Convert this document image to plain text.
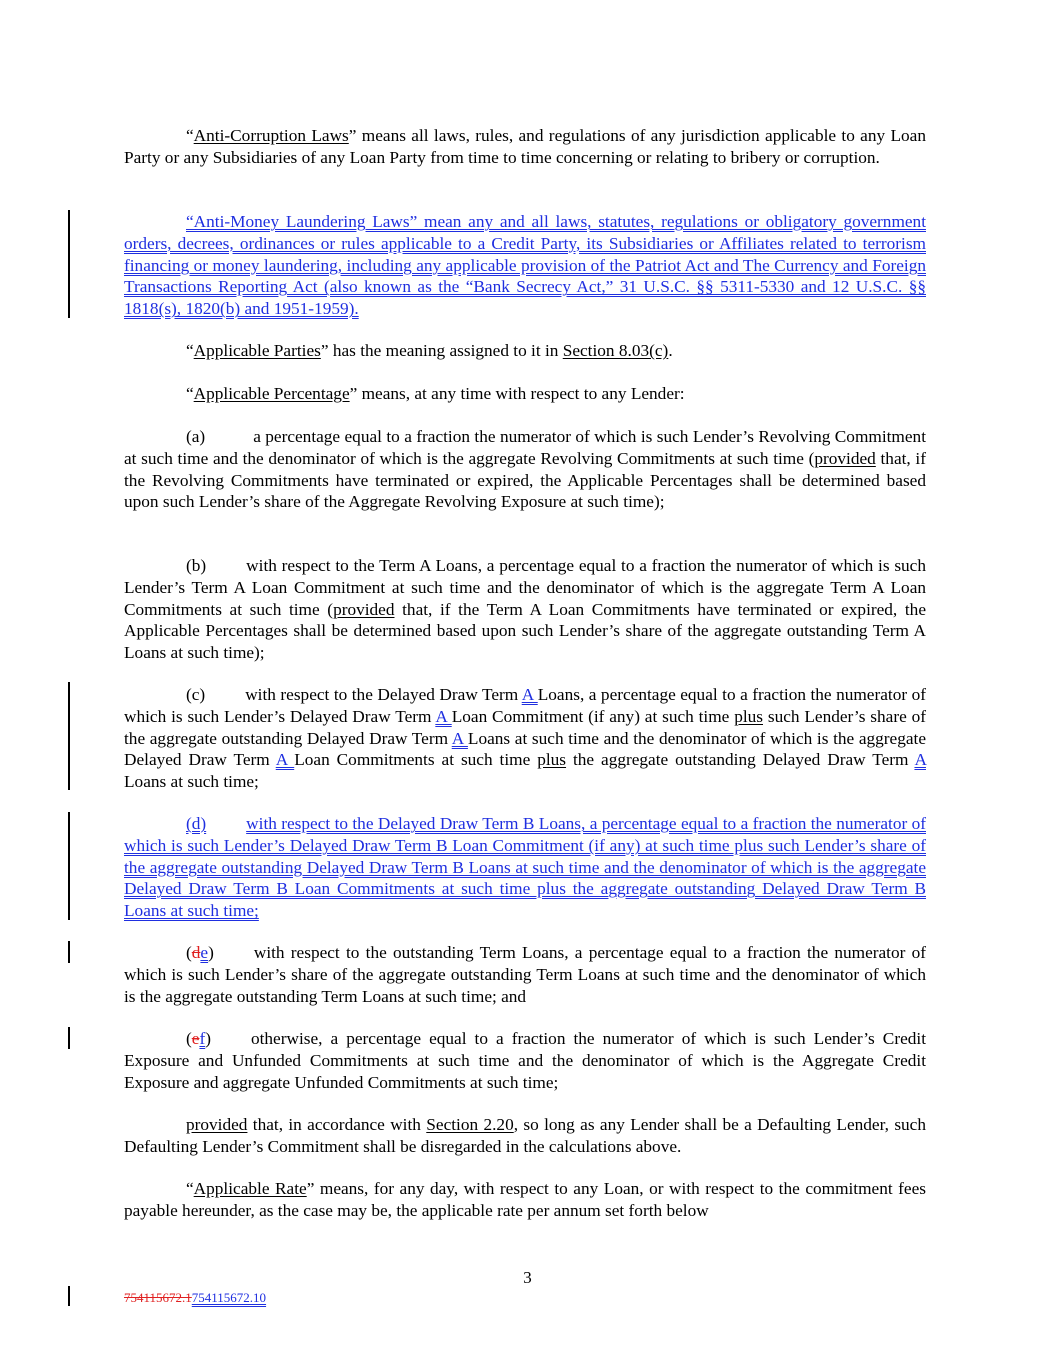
“Anti-Corruption Laws” means all laws, rules, and regulations of any jurisdiction applicable to any Loan Party or any Subsidiaries of any Loan Party from time to time concerning or relating to bribery or corruption.

“Anti-Money Laundering Laws” mean any and all laws, statutes, regulations or obligatory government orders, decrees, ordinances or rules applicable to a Credit Party, its Subsidiaries or Affiliates related to terrorism financing or money laundering, including any applicable provision of the Patriot Act and The Currency and Foreign Transactions Reporting Act (also known as the “Bank Secrecy Act,” 31 U.S.C. §§ 5311-5330 and 12 U.S.C. §§ 1818(s), 1820(b) and 1951-1959).

“Applicable Parties” has the meaning assigned to it in Section 8.03(c).

“Applicable Percentage” means, at any time with respect to any Lender:

(a)	a percentage equal to a fraction the numerator of which is such Lender’s Revolving Commitment at such time and the denominator of which is the aggregate Revolving Commitments at such time (provided that, if the Revolving Commitments have terminated or expired, the Applicable Percentages shall be determined based upon such Lender’s share of the Aggregate Revolving Exposure at such time);

(b) with respect to the Term A Loans, a percentage equal to a fraction the numerator of which is such Lender’s Term A Loan Commitment at such time and the denominator of which is the aggregate Term A Loan Commitments at such time (provided that, if the Term A Loan Commitments have terminated or expired, the Applicable Percentages shall be determined based upon such Lender’s share of the aggregate outstanding Term A Loans at such time);

(c) with respect to the Delayed Draw Term A Loans, a percentage equal to a fraction the numerator of which is such Lender’s Delayed Draw Term A Loan Commitment (if any) at such time plus such Lender’s share of the aggregate outstanding Delayed Draw Term A Loans at such time and the denominator of which is the aggregate Delayed Draw Term A Loan Commitments at such time plus the aggregate outstanding Delayed Draw Term A Loans at such time;

(d) with respect to the Delayed Draw Term B Loans, a percentage equal to a fraction the numerator of which is such Lender’s Delayed Draw Term B Loan Commitment (if any) at such time plus such Lender’s share of the aggregate outstanding Delayed Draw Term B Loans at such time and the denominator of which is the aggregate Delayed Draw Term B Loan Commitments at such time plus the aggregate outstanding Delayed Draw Term B Loans at such time;

(de) with respect to the outstanding Term Loans, a percentage equal to a fraction the numerator of which is such Lender’s share of the aggregate outstanding Term Loans at such time and the denominator of which is the aggregate outstanding Term Loans at such time; and

(ef) otherwise, a percentage equal to a fraction the numerator of which is such Lender’s Credit Exposure and Unfunded Commitments at such time and the denominator of which is the Aggregate Credit Exposure and aggregate Unfunded Commitments at such time;

provided that, in accordance with Section 2.20, so long as any Lender shall be a Defaulting Lender, such Defaulting Lender’s Commitment shall be disregarded in the calculations above.

“Applicable Rate” means, for any day, with respect to any Loan, or with respect to the commitment fees payable hereunder, as the case may be, the applicable rate per annum set forth below

3
754115672.1754115672.10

→ **Requirement**
Each line of the material above either contains the word "Section" or does not; state how many do, and nothing else.

→ **Answer to the exercise**
2